## Listing
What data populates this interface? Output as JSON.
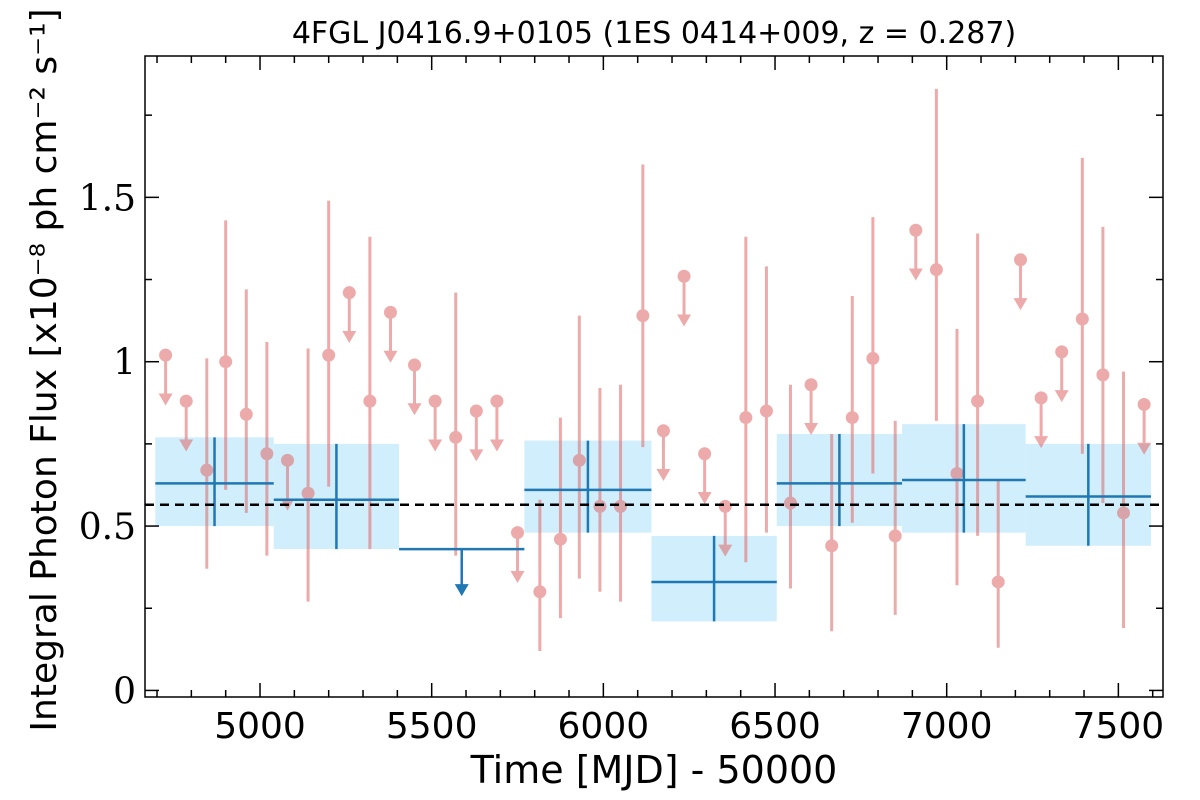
{
  "chart_data": {
    "type": "scatter",
    "title": "4FGL J0416.9+0105 (1ES 0414+009, z = 0.287)",
    "xlabel": "Time [MJD] - 50000",
    "ylabel": "Integral Photon Flux [x10⁻⁸ ph cm⁻² s⁻¹]",
    "xlim": [
      4665,
      7630
    ],
    "ylim": [
      -0.02,
      1.93
    ],
    "x_ticks": [
      5000,
      5500,
      6000,
      6500,
      7000,
      7500
    ],
    "x_tick_labels": [
      "5000",
      "5500",
      "6000",
      "6500",
      "7000",
      "7500"
    ],
    "y_ticks": [
      0,
      0.5,
      1,
      1.5
    ],
    "y_tick_labels": [
      "0",
      "0.5",
      "1",
      "1.5"
    ],
    "mean_flux": 0.565,
    "colors": {
      "fine_bins": "#e06666",
      "coarse_bins": "#1f77b4",
      "coarse_band": "#d0eefc",
      "mean_line": "#000000"
    },
    "coarse_bins": [
      {
        "x0": 4695,
        "x1": 5040,
        "y": 0.63,
        "ylo": 0.5,
        "yhi": 0.77
      },
      {
        "x0": 5040,
        "x1": 5405,
        "y": 0.58,
        "ylo": 0.43,
        "yhi": 0.75
      },
      {
        "x0": 5405,
        "x1": 5770,
        "y": 0.43,
        "ul": true
      },
      {
        "x0": 5770,
        "x1": 6140,
        "y": 0.61,
        "ylo": 0.48,
        "yhi": 0.76
      },
      {
        "x0": 6140,
        "x1": 6505,
        "y": 0.33,
        "ylo": 0.21,
        "yhi": 0.47
      },
      {
        "x0": 6505,
        "x1": 6870,
        "y": 0.63,
        "ylo": 0.5,
        "yhi": 0.78
      },
      {
        "x0": 6870,
        "x1": 7230,
        "y": 0.64,
        "ylo": 0.48,
        "yhi": 0.81
      },
      {
        "x0": 7230,
        "x1": 7595,
        "y": 0.59,
        "ylo": 0.44,
        "yhi": 0.75
      }
    ],
    "fine_bins": [
      {
        "x": 4725,
        "y": 1.02,
        "ul": true
      },
      {
        "x": 4785,
        "y": 0.88,
        "ul": true
      },
      {
        "x": 4845,
        "y": 0.67,
        "ylo": 0.37,
        "yhi": 1.01
      },
      {
        "x": 4900,
        "y": 1.0,
        "ylo": 0.61,
        "yhi": 1.43
      },
      {
        "x": 4960,
        "y": 0.84,
        "ylo": 0.54,
        "yhi": 1.22
      },
      {
        "x": 5020,
        "y": 0.72,
        "ylo": 0.41,
        "yhi": 1.06
      },
      {
        "x": 5080,
        "y": 0.7,
        "ul": true
      },
      {
        "x": 5140,
        "y": 0.6,
        "ylo": 0.27,
        "yhi": 1.04
      },
      {
        "x": 5200,
        "y": 1.02,
        "ylo": 0.62,
        "yhi": 1.49
      },
      {
        "x": 5260,
        "y": 1.21,
        "ul": true
      },
      {
        "x": 5320,
        "y": 0.88,
        "ylo": 0.43,
        "yhi": 1.38
      },
      {
        "x": 5380,
        "y": 1.15,
        "ul": true
      },
      {
        "x": 5450,
        "y": 0.99,
        "ul": true
      },
      {
        "x": 5510,
        "y": 0.88,
        "ul": true
      },
      {
        "x": 5570,
        "y": 0.77,
        "ylo": 0.41,
        "yhi": 1.21
      },
      {
        "x": 5630,
        "y": 0.85,
        "ul": true
      },
      {
        "x": 5690,
        "y": 0.88,
        "ul": true
      },
      {
        "x": 5750,
        "y": 0.48,
        "ul": true
      },
      {
        "x": 5815,
        "y": 0.3,
        "ylo": 0.12,
        "yhi": 0.58
      },
      {
        "x": 5875,
        "y": 0.46,
        "ylo": 0.22,
        "yhi": 0.83
      },
      {
        "x": 5930,
        "y": 0.7,
        "ylo": 0.34,
        "yhi": 1.14
      },
      {
        "x": 5990,
        "y": 0.56,
        "ylo": 0.3,
        "yhi": 0.92
      },
      {
        "x": 6050,
        "y": 0.56,
        "ylo": 0.27,
        "yhi": 0.93
      },
      {
        "x": 6115,
        "y": 1.14,
        "ylo": 0.74,
        "yhi": 1.6
      },
      {
        "x": 6175,
        "y": 0.79,
        "ul": true
      },
      {
        "x": 6235,
        "y": 1.26,
        "ul": true
      },
      {
        "x": 6295,
        "y": 0.72,
        "ul": true
      },
      {
        "x": 6355,
        "y": 0.56,
        "ul": true
      },
      {
        "x": 6415,
        "y": 0.83,
        "ylo": 0.39,
        "yhi": 1.38
      },
      {
        "x": 6475,
        "y": 0.85,
        "ylo": 0.48,
        "yhi": 1.29
      },
      {
        "x": 6545,
        "y": 0.57,
        "ylo": 0.31,
        "yhi": 0.93
      },
      {
        "x": 6605,
        "y": 0.93,
        "ul": true
      },
      {
        "x": 6665,
        "y": 0.44,
        "ylo": 0.18,
        "yhi": 0.78
      },
      {
        "x": 6725,
        "y": 0.83,
        "ylo": 0.51,
        "yhi": 1.2
      },
      {
        "x": 6785,
        "y": 1.01,
        "ylo": 0.66,
        "yhi": 1.44
      },
      {
        "x": 6850,
        "y": 0.47,
        "ylo": 0.23,
        "yhi": 0.82
      },
      {
        "x": 6910,
        "y": 1.4,
        "ul": true
      },
      {
        "x": 6970,
        "y": 1.28,
        "ylo": 0.82,
        "yhi": 1.83
      },
      {
        "x": 7030,
        "y": 0.66,
        "ylo": 0.32,
        "yhi": 1.1
      },
      {
        "x": 7090,
        "y": 0.88,
        "ylo": 0.47,
        "yhi": 1.39
      },
      {
        "x": 7150,
        "y": 0.33,
        "ylo": 0.13,
        "yhi": 0.64
      },
      {
        "x": 7215,
        "y": 1.31,
        "ul": true
      },
      {
        "x": 7275,
        "y": 0.89,
        "ul": true
      },
      {
        "x": 7335,
        "y": 1.03,
        "ul": true
      },
      {
        "x": 7395,
        "y": 1.13,
        "ylo": 0.72,
        "yhi": 1.62
      },
      {
        "x": 7455,
        "y": 0.96,
        "ylo": 0.57,
        "yhi": 1.41
      },
      {
        "x": 7515,
        "y": 0.54,
        "ylo": 0.19,
        "yhi": 0.97
      },
      {
        "x": 7575,
        "y": 0.87,
        "ul": true
      }
    ]
  }
}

## Task description
Reproduce each record from above exactly; pictures do not belong in the copy.

## Problem solution
What data populates this interface? Output as JSON.
{
  "chart_data": {
    "type": "scatter",
    "title": "4FGL J0416.9+0105 (1ES 0414+009, z = 0.287)",
    "xlabel": "Time [MJD] - 50000",
    "ylabel": "Integral Photon Flux [x10⁻⁸ ph cm⁻² s⁻¹]",
    "xlim": [
      4665,
      7630
    ],
    "ylim": [
      -0.02,
      1.93
    ],
    "x_ticks": [
      5000,
      5500,
      6000,
      6500,
      7000,
      7500
    ],
    "x_tick_labels": [
      "5000",
      "5500",
      "6000",
      "6500",
      "7000",
      "7500"
    ],
    "y_ticks": [
      0,
      0.5,
      1,
      1.5
    ],
    "y_tick_labels": [
      "0",
      "0.5",
      "1",
      "1.5"
    ],
    "mean_flux": 0.565,
    "colors": {
      "fine_bins": "#e06666",
      "coarse_bins": "#1f77b4",
      "coarse_band": "#d0eefc",
      "mean_line": "#000000"
    },
    "coarse_bins": [
      {
        "x0": 4695,
        "x1": 5040,
        "y": 0.63,
        "ylo": 0.5,
        "yhi": 0.77
      },
      {
        "x0": 5040,
        "x1": 5405,
        "y": 0.58,
        "ylo": 0.43,
        "yhi": 0.75
      },
      {
        "x0": 5405,
        "x1": 5770,
        "y": 0.43,
        "ul": true
      },
      {
        "x0": 5770,
        "x1": 6140,
        "y": 0.61,
        "ylo": 0.48,
        "yhi": 0.76
      },
      {
        "x0": 6140,
        "x1": 6505,
        "y": 0.33,
        "ylo": 0.21,
        "yhi": 0.47
      },
      {
        "x0": 6505,
        "x1": 6870,
        "y": 0.63,
        "ylo": 0.5,
        "yhi": 0.78
      },
      {
        "x0": 6870,
        "x1": 7230,
        "y": 0.64,
        "ylo": 0.48,
        "yhi": 0.81
      },
      {
        "x0": 7230,
        "x1": 7595,
        "y": 0.59,
        "ylo": 0.44,
        "yhi": 0.75
      }
    ],
    "fine_bins": [
      {
        "x": 4725,
        "y": 1.02,
        "ul": true
      },
      {
        "x": 4785,
        "y": 0.88,
        "ul": true
      },
      {
        "x": 4845,
        "y": 0.67,
        "ylo": 0.37,
        "yhi": 1.01
      },
      {
        "x": 4900,
        "y": 1.0,
        "ylo": 0.61,
        "yhi": 1.43
      },
      {
        "x": 4960,
        "y": 0.84,
        "ylo": 0.54,
        "yhi": 1.22
      },
      {
        "x": 5020,
        "y": 0.72,
        "ylo": 0.41,
        "yhi": 1.06
      },
      {
        "x": 5080,
        "y": 0.7,
        "ul": true
      },
      {
        "x": 5140,
        "y": 0.6,
        "ylo": 0.27,
        "yhi": 1.04
      },
      {
        "x": 5200,
        "y": 1.02,
        "ylo": 0.62,
        "yhi": 1.49
      },
      {
        "x": 5260,
        "y": 1.21,
        "ul": true
      },
      {
        "x": 5320,
        "y": 0.88,
        "ylo": 0.43,
        "yhi": 1.38
      },
      {
        "x": 5380,
        "y": 1.15,
        "ul": true
      },
      {
        "x": 5450,
        "y": 0.99,
        "ul": true
      },
      {
        "x": 5510,
        "y": 0.88,
        "ul": true
      },
      {
        "x": 5570,
        "y": 0.77,
        "ylo": 0.41,
        "yhi": 1.21
      },
      {
        "x": 5630,
        "y": 0.85,
        "ul": true
      },
      {
        "x": 5690,
        "y": 0.88,
        "ul": true
      },
      {
        "x": 5750,
        "y": 0.48,
        "ul": true
      },
      {
        "x": 5815,
        "y": 0.3,
        "ylo": 0.12,
        "yhi": 0.58
      },
      {
        "x": 5875,
        "y": 0.46,
        "ylo": 0.22,
        "yhi": 0.83
      },
      {
        "x": 5930,
        "y": 0.7,
        "ylo": 0.34,
        "yhi": 1.14
      },
      {
        "x": 5990,
        "y": 0.56,
        "ylo": 0.3,
        "yhi": 0.92
      },
      {
        "x": 6050,
        "y": 0.56,
        "ylo": 0.27,
        "yhi": 0.93
      },
      {
        "x": 6115,
        "y": 1.14,
        "ylo": 0.74,
        "yhi": 1.6
      },
      {
        "x": 6175,
        "y": 0.79,
        "ul": true
      },
      {
        "x": 6235,
        "y": 1.26,
        "ul": true
      },
      {
        "x": 6295,
        "y": 0.72,
        "ul": true
      },
      {
        "x": 6355,
        "y": 0.56,
        "ul": true
      },
      {
        "x": 6415,
        "y": 0.83,
        "ylo": 0.39,
        "yhi": 1.38
      },
      {
        "x": 6475,
        "y": 0.85,
        "ylo": 0.48,
        "yhi": 1.29
      },
      {
        "x": 6545,
        "y": 0.57,
        "ylo": 0.31,
        "yhi": 0.93
      },
      {
        "x": 6605,
        "y": 0.93,
        "ul": true
      },
      {
        "x": 6665,
        "y": 0.44,
        "ylo": 0.18,
        "yhi": 0.78
      },
      {
        "x": 6725,
        "y": 0.83,
        "ylo": 0.51,
        "yhi": 1.2
      },
      {
        "x": 6785,
        "y": 1.01,
        "ylo": 0.66,
        "yhi": 1.44
      },
      {
        "x": 6850,
        "y": 0.47,
        "ylo": 0.23,
        "yhi": 0.82
      },
      {
        "x": 6910,
        "y": 1.4,
        "ul": true
      },
      {
        "x": 6970,
        "y": 1.28,
        "ylo": 0.82,
        "yhi": 1.83
      },
      {
        "x": 7030,
        "y": 0.66,
        "ylo": 0.32,
        "yhi": 1.1
      },
      {
        "x": 7090,
        "y": 0.88,
        "ylo": 0.47,
        "yhi": 1.39
      },
      {
        "x": 7150,
        "y": 0.33,
        "ylo": 0.13,
        "yhi": 0.64
      },
      {
        "x": 7215,
        "y": 1.31,
        "ul": true
      },
      {
        "x": 7275,
        "y": 0.89,
        "ul": true
      },
      {
        "x": 7335,
        "y": 1.03,
        "ul": true
      },
      {
        "x": 7395,
        "y": 1.13,
        "ylo": 0.72,
        "yhi": 1.62
      },
      {
        "x": 7455,
        "y": 0.96,
        "ylo": 0.57,
        "yhi": 1.41
      },
      {
        "x": 7515,
        "y": 0.54,
        "ylo": 0.19,
        "yhi": 0.97
      },
      {
        "x": 7575,
        "y": 0.87,
        "ul": true
      }
    ]
  }
}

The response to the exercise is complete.